Records:
____________________
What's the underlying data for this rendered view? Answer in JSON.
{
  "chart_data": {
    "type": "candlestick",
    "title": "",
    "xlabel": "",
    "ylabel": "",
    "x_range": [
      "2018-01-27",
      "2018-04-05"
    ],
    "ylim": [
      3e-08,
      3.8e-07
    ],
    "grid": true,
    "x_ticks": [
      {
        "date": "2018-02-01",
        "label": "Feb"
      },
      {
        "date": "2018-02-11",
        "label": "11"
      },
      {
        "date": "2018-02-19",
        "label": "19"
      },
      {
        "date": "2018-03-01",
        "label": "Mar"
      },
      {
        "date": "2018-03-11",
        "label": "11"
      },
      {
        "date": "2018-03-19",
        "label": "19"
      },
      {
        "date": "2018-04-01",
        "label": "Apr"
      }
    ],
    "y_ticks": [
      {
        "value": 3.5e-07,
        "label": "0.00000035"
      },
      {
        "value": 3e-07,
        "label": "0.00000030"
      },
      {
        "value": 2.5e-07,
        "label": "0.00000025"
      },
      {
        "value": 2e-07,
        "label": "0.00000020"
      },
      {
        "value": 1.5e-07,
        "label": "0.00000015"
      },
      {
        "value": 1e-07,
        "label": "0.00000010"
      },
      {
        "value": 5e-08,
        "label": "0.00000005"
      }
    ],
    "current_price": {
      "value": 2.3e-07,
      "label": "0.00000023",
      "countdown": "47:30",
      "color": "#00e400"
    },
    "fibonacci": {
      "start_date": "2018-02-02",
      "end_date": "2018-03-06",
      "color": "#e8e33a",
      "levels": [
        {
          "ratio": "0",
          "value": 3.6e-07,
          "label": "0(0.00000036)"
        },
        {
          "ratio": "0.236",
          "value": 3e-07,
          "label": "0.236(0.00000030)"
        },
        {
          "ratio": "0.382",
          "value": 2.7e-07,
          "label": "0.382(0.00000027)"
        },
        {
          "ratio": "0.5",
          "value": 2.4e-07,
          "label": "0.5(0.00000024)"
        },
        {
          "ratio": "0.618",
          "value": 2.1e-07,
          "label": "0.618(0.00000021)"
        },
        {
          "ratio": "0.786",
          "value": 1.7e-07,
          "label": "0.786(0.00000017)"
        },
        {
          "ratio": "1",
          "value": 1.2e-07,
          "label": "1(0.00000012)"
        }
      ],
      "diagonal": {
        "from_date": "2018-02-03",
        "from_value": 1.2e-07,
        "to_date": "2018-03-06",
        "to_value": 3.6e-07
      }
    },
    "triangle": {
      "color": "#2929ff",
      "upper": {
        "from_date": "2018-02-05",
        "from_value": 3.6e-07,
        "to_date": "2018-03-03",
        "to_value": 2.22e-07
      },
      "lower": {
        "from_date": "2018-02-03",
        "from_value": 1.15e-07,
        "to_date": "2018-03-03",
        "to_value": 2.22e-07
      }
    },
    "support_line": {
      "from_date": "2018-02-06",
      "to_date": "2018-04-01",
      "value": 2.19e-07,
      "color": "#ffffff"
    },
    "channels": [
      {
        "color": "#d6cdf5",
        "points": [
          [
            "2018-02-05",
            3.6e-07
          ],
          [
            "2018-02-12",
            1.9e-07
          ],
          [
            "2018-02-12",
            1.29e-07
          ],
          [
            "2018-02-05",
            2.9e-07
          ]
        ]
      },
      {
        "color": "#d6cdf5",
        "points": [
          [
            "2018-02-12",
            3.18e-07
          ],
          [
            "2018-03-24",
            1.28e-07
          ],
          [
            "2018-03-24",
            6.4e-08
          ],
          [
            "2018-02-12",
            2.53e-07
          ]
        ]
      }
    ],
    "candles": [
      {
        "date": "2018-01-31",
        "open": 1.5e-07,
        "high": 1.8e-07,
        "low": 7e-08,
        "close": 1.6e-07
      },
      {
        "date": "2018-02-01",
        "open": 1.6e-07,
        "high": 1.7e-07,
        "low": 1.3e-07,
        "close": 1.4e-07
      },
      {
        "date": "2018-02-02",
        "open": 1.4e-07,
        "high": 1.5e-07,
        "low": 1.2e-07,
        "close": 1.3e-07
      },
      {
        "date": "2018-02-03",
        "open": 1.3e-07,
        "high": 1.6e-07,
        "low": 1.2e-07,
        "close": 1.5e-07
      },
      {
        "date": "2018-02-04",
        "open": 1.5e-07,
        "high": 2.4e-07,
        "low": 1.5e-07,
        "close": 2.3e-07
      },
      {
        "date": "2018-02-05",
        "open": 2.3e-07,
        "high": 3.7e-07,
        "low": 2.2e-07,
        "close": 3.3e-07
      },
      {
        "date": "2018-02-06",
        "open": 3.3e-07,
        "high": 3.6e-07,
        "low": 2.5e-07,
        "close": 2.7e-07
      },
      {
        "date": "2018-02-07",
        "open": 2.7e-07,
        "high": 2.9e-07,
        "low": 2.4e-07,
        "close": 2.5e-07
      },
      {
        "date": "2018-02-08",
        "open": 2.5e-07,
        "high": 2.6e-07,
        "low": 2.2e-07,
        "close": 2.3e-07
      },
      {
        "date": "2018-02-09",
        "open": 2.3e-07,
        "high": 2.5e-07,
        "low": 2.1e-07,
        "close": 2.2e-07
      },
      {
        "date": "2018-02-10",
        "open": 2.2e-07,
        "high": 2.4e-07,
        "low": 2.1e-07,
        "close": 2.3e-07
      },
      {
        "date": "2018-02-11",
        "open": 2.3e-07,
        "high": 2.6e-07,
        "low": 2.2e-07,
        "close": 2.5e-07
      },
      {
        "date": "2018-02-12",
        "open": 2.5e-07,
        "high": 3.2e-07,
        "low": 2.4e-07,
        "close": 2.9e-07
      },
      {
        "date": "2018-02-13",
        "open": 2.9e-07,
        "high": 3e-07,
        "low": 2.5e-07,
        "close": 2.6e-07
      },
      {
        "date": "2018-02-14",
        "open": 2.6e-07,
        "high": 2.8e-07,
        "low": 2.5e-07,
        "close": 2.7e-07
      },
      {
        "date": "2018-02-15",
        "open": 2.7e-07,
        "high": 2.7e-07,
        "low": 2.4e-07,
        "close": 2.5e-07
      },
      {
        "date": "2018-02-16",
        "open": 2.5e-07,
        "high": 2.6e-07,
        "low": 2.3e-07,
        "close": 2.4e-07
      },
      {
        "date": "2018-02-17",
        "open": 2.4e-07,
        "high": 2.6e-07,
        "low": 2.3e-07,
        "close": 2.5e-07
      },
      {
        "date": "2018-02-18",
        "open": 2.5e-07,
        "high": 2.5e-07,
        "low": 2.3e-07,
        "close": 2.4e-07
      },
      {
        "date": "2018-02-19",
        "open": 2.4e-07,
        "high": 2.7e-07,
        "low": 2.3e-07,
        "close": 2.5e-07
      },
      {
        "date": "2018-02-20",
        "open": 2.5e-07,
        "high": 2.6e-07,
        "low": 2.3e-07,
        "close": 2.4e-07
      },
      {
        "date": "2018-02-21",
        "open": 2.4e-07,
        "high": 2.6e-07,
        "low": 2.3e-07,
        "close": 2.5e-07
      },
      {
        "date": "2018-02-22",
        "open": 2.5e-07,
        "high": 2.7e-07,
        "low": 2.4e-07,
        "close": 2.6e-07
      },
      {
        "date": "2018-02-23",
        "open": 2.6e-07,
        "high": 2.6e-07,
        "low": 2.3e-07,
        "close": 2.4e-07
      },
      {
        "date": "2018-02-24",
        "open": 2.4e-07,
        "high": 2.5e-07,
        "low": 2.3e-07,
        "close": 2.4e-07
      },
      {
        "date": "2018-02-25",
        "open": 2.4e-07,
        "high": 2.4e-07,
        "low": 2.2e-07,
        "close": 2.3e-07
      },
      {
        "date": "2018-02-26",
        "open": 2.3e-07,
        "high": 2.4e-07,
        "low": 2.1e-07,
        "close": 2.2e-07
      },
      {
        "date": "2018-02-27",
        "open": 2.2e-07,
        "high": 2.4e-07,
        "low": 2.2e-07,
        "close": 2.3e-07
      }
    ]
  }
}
____________________
Exercise: Copy all lines from the data that hold the word "color".

Answer for this exercise:
      "color": "#00e400"
      "color": "#e8e33a",
      "color": "#2929ff",
      "color": "#ffffff"
        "color": "#d6cdf5",
        "color": "#d6cdf5",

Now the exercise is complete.